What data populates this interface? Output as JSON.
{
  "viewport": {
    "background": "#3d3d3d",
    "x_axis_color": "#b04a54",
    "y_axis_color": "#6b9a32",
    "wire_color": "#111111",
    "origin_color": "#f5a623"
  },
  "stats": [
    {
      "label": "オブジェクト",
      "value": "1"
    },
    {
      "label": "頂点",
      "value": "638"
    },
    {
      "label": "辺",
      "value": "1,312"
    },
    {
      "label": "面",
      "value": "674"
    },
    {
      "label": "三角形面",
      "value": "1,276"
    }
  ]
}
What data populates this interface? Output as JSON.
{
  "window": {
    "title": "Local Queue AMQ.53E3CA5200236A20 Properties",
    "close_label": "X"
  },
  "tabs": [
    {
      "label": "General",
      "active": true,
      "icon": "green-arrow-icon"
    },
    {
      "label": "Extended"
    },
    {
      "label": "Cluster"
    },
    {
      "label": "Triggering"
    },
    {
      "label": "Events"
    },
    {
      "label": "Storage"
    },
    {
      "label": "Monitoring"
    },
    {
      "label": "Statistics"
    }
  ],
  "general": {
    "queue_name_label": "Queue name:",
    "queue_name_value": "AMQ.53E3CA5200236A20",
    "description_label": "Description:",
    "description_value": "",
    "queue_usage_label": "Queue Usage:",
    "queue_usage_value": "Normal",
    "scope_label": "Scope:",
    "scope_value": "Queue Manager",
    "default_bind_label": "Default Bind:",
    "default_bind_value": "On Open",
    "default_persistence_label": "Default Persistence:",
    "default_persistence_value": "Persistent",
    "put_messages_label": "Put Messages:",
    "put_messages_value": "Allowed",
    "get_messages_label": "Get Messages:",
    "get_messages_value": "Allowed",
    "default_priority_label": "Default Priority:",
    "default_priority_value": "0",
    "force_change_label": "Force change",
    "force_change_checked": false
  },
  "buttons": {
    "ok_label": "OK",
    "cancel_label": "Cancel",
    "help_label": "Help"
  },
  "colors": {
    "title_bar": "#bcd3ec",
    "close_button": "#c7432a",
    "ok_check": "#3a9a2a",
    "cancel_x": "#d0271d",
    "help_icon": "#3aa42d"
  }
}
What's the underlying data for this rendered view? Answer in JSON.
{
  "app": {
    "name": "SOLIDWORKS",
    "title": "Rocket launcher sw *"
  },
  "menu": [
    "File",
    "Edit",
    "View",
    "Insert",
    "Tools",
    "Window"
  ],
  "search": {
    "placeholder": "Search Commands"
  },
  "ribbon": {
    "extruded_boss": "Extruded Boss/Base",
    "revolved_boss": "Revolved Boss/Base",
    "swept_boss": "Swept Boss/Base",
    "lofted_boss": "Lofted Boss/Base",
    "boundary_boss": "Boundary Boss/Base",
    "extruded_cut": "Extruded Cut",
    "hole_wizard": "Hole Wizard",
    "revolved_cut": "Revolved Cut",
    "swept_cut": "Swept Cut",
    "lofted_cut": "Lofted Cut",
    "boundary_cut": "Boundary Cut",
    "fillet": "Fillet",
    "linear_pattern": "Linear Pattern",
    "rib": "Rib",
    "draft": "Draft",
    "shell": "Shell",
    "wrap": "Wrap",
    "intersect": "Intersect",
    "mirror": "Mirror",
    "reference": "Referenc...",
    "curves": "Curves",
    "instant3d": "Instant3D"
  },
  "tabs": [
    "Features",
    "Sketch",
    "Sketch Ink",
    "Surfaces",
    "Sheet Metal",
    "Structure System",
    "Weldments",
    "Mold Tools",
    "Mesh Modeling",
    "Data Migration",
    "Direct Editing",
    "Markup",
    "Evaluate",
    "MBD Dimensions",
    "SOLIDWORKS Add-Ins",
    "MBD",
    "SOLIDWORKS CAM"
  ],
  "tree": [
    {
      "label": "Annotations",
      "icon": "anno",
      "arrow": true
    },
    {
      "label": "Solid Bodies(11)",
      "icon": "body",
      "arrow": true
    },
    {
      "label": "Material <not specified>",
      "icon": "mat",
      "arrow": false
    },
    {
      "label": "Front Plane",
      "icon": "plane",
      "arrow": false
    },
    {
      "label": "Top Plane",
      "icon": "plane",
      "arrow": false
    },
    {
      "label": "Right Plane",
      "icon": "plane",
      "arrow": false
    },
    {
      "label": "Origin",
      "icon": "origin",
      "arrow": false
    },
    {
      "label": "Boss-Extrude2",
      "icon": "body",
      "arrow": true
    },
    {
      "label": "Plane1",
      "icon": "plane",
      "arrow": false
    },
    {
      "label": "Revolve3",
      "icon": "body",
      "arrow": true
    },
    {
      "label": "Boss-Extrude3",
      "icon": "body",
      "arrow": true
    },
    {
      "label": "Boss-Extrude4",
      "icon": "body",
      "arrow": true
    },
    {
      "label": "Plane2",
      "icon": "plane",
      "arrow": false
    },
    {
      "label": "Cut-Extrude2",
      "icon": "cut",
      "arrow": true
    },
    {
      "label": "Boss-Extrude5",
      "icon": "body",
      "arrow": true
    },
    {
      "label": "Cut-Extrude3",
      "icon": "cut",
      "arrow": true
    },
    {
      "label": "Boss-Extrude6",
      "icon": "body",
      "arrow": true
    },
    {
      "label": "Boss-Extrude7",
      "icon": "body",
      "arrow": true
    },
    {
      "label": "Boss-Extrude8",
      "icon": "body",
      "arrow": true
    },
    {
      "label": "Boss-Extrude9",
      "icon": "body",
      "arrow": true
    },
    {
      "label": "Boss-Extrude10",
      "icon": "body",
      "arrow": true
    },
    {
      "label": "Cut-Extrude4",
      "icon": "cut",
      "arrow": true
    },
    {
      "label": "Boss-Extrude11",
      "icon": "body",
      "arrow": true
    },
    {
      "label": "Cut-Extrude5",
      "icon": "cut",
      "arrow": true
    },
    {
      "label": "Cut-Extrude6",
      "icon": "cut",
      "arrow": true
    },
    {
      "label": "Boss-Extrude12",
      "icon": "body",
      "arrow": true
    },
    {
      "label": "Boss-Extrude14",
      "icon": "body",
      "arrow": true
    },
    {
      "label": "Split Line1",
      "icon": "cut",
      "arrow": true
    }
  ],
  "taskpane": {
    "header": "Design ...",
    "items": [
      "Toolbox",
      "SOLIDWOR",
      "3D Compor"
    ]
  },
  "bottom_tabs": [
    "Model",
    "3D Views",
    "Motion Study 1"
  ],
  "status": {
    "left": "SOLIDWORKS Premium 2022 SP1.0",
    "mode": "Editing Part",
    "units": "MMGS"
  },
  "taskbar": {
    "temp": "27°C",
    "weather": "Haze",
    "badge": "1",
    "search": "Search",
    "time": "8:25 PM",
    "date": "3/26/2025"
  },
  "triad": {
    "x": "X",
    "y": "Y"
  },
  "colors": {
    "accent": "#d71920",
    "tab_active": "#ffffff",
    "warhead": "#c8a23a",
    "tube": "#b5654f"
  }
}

┄┄┄┄┄┄┄┄┄┄┄┄┄┄┄┄┄┄┄┄

Identify and copy lines that hold the string "Revolved".

**REPLY**
    "revolved_boss": "Revolved Boss/Base",
    "revolved_cut": "Revolved Cut",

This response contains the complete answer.